Exercise description: Write out all of the records precisely. Skip anything that is a picture.

Data records:
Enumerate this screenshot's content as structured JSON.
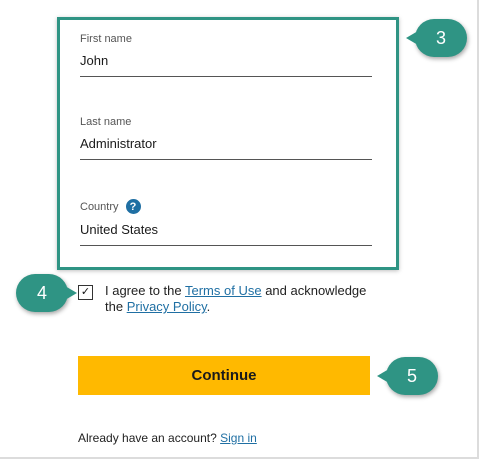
{
  "form": {
    "first_name": {
      "label": "First name",
      "value": "John"
    },
    "last_name": {
      "label": "Last name",
      "value": "Administrator"
    },
    "country": {
      "label": "Country",
      "value": "United States",
      "help_icon": "?"
    }
  },
  "agreement": {
    "checked": true,
    "checkmark": "✓",
    "text_before": "I agree to the ",
    "terms_link": "Terms of Use",
    "text_middle": " and acknowledge the ",
    "privacy_link": "Privacy Policy",
    "text_after": "."
  },
  "continue_label": "Continue",
  "signin": {
    "prompt": "Already have an account? ",
    "link": "Sign in"
  },
  "callouts": {
    "step_3": "3",
    "step_4": "4",
    "step_5": "5"
  },
  "colors": {
    "callout": "#2f9484",
    "button": "#ffb900",
    "link": "#1f6fa3"
  }
}
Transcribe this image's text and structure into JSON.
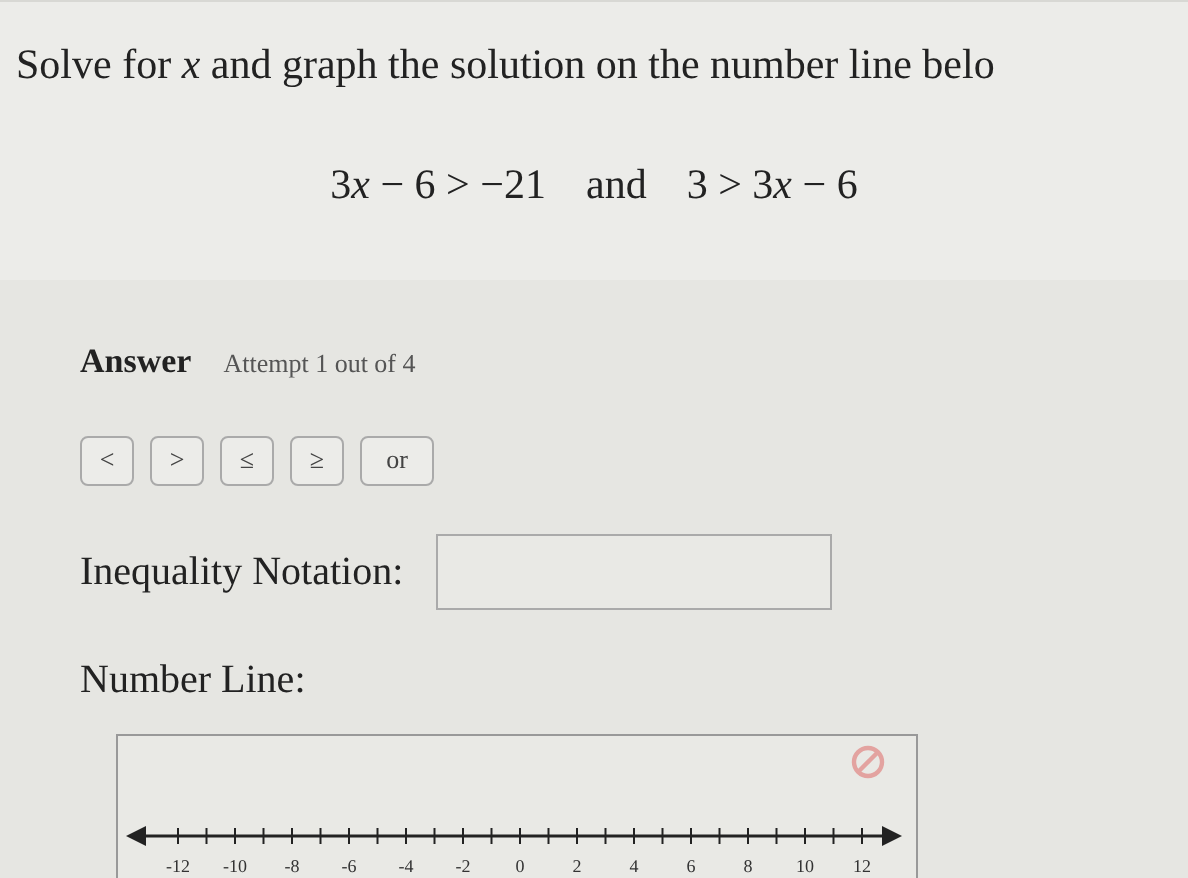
{
  "prompt": "Solve for *x* and graph the solution on the number line belo",
  "equation": {
    "left": [
      {
        "kind": "plain",
        "text": "3"
      },
      {
        "kind": "variable",
        "text": "x"
      },
      {
        "kind": "plain",
        "text": " − 6 > −21"
      }
    ],
    "joiner": "and",
    "right": [
      {
        "kind": "plain",
        "text": "3 > 3"
      },
      {
        "kind": "variable",
        "text": "x"
      },
      {
        "kind": "plain",
        "text": " − 6"
      }
    ]
  },
  "answer": {
    "heading": "Answer",
    "attempt": "Attempt 1 out of 4"
  },
  "symbol_buttons": [
    "<",
    ">",
    "≤",
    "≥",
    "or"
  ],
  "inequality_field": {
    "label": "Inequality Notation:"
  },
  "number_line": {
    "label": "Number Line:",
    "tick_labels": [
      "-12",
      "-10",
      "-8",
      "-6",
      "-4",
      "-2",
      "0",
      "2",
      "4",
      "6",
      "8",
      "10",
      "12"
    ]
  }
}
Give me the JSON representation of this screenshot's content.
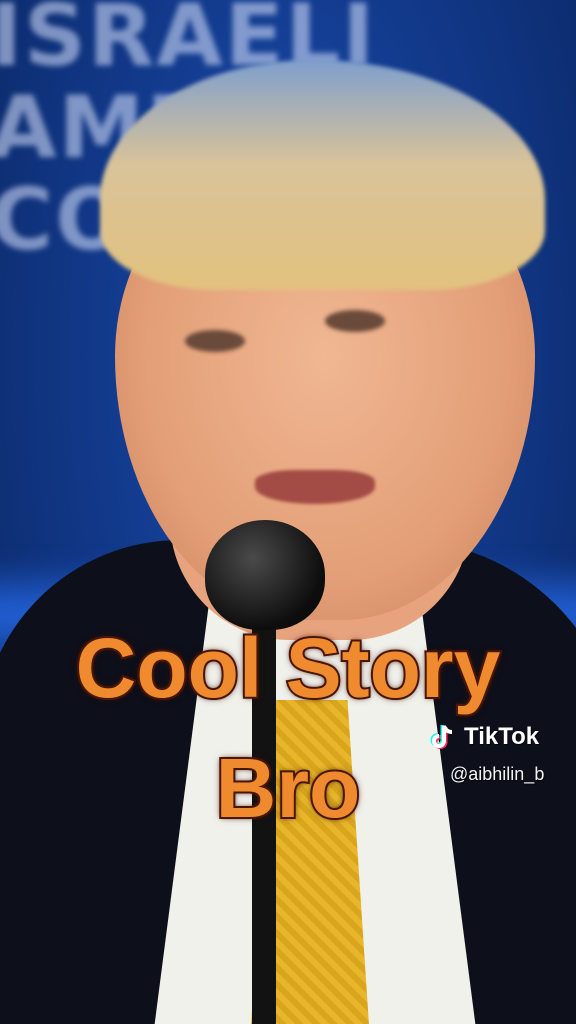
{
  "caption": {
    "line1": "Cool Story",
    "line2": "Bro",
    "fill_color": "#f08a2e",
    "stroke_color": "#4a1808"
  },
  "watermark": {
    "brand": "TikTok",
    "username": "@aibhilin_b",
    "icon": "tiktok-logo-icon"
  }
}
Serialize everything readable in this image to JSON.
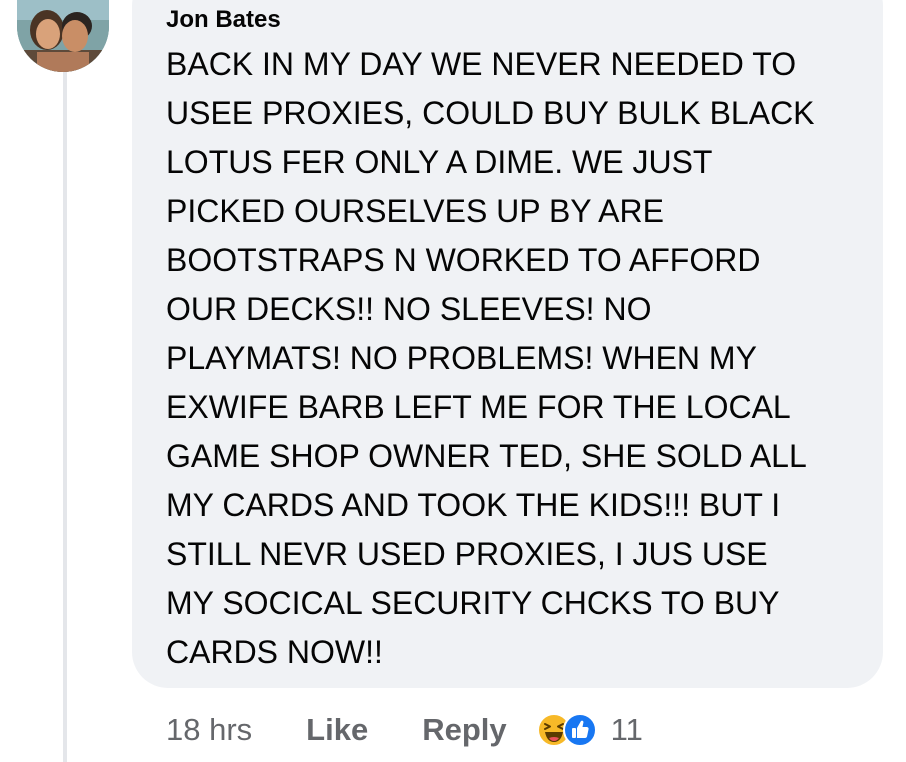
{
  "comment": {
    "author": "Jon Bates",
    "avatar_icon": "profile-photo-couple",
    "lines": [
      "BACK IN MY DAY WE NEVER NEEDED TO",
      "USEE PROXIES, COULD BUY BULK BLACK",
      "LOTUS FER ONLY A DIME. WE JUST",
      "PICKED OURSELVES UP BY ARE",
      "BOOTSTRAPS N WORKED TO AFFORD",
      "OUR DECKS!! NO SLEEVES! NO",
      "PLAYMATS! NO PROBLEMS! WHEN MY",
      "EXWIFE BARB LEFT ME FOR THE LOCAL",
      "GAME SHOP OWNER TED, SHE SOLD ALL",
      "MY CARDS AND TOOK THE KIDS!!! BUT I",
      "STILL NEVR USED PROXIES, I JUS USE",
      "MY SOCICAL SECURITY CHCKS TO BUY",
      "CARDS NOW!!"
    ],
    "timestamp": "18 hrs",
    "like_label": "Like",
    "reply_label": "Reply",
    "reactions": {
      "icons": [
        "laugh-reaction-icon",
        "like-reaction-icon"
      ],
      "count": "11"
    }
  },
  "colors": {
    "bubble_background": "#f0f2f5",
    "text": "#050505",
    "secondary_text": "#65676b",
    "like_blue": "#1877f2",
    "laugh_yellow": "#f7b928"
  }
}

Problem solution:
Enumerate this screenshot's content as structured JSON.
{
  "form": {
    "first_name": {
      "label": "First name",
      "value": "John"
    },
    "last_name": {
      "label": "Last name",
      "value": "Administrator"
    },
    "country": {
      "label": "Country",
      "value": "United States",
      "help_icon": "?"
    }
  },
  "agreement": {
    "checked": true,
    "checkmark": "✓",
    "text_before": "I agree to the ",
    "terms_link": "Terms of Use",
    "text_middle": " and acknowledge the ",
    "privacy_link": "Privacy Policy",
    "text_after": "."
  },
  "continue_label": "Continue",
  "signin": {
    "prompt": "Already have an account? ",
    "link": "Sign in"
  },
  "callouts": {
    "step_3": "3",
    "step_4": "4",
    "step_5": "5"
  },
  "colors": {
    "callout": "#2f9484",
    "button": "#ffb900",
    "link": "#1f6fa3"
  }
}
Transcribe this image's text and structure into JSON.
{
  "prompt": "Solve for *x* and graph the solution on the number line belo",
  "equation": {
    "left": [
      {
        "kind": "plain",
        "text": "3"
      },
      {
        "kind": "variable",
        "text": "x"
      },
      {
        "kind": "plain",
        "text": " − 6 > −21"
      }
    ],
    "joiner": "and",
    "right": [
      {
        "kind": "plain",
        "text": "3 > 3"
      },
      {
        "kind": "variable",
        "text": "x"
      },
      {
        "kind": "plain",
        "text": " − 6"
      }
    ]
  },
  "answer": {
    "heading": "Answer",
    "attempt": "Attempt 1 out of 4"
  },
  "symbol_buttons": [
    "<",
    ">",
    "≤",
    "≥",
    "or"
  ],
  "inequality_field": {
    "label": "Inequality Notation:"
  },
  "number_line": {
    "label": "Number Line:",
    "tick_labels": [
      "-12",
      "-10",
      "-8",
      "-6",
      "-4",
      "-2",
      "0",
      "2",
      "4",
      "6",
      "8",
      "10",
      "12"
    ]
  }
}
Give me the JSON representation of this screenshot's content.
{
  "caption": {
    "line1": "Cool Story",
    "line2": "Bro",
    "fill_color": "#f08a2e",
    "stroke_color": "#4a1808"
  },
  "watermark": {
    "brand": "TikTok",
    "username": "@aibhilin_b",
    "icon": "tiktok-logo-icon"
  }
}
Serialize everything readable in this image to JSON.
{
  "comment": {
    "author": "Jon Bates",
    "avatar_icon": "profile-photo-couple",
    "lines": [
      "BACK IN MY DAY WE NEVER NEEDED TO",
      "USEE PROXIES, COULD BUY BULK BLACK",
      "LOTUS FER ONLY A DIME. WE JUST",
      "PICKED OURSELVES UP BY ARE",
      "BOOTSTRAPS N WORKED TO AFFORD",
      "OUR DECKS!! NO SLEEVES! NO",
      "PLAYMATS! NO PROBLEMS! WHEN MY",
      "EXWIFE BARB LEFT ME FOR THE LOCAL",
      "GAME SHOP OWNER TED, SHE SOLD ALL",
      "MY CARDS AND TOOK THE KIDS!!! BUT I",
      "STILL NEVR USED PROXIES, I JUS USE",
      "MY SOCICAL SECURITY CHCKS TO BUY",
      "CARDS NOW!!"
    ],
    "timestamp": "18 hrs",
    "like_label": "Like",
    "reply_label": "Reply",
    "reactions": {
      "icons": [
        "laugh-reaction-icon",
        "like-reaction-icon"
      ],
      "count": "11"
    }
  },
  "colors": {
    "bubble_background": "#f0f2f5",
    "text": "#050505",
    "secondary_text": "#65676b",
    "like_blue": "#1877f2",
    "laugh_yellow": "#f7b928"
  }
}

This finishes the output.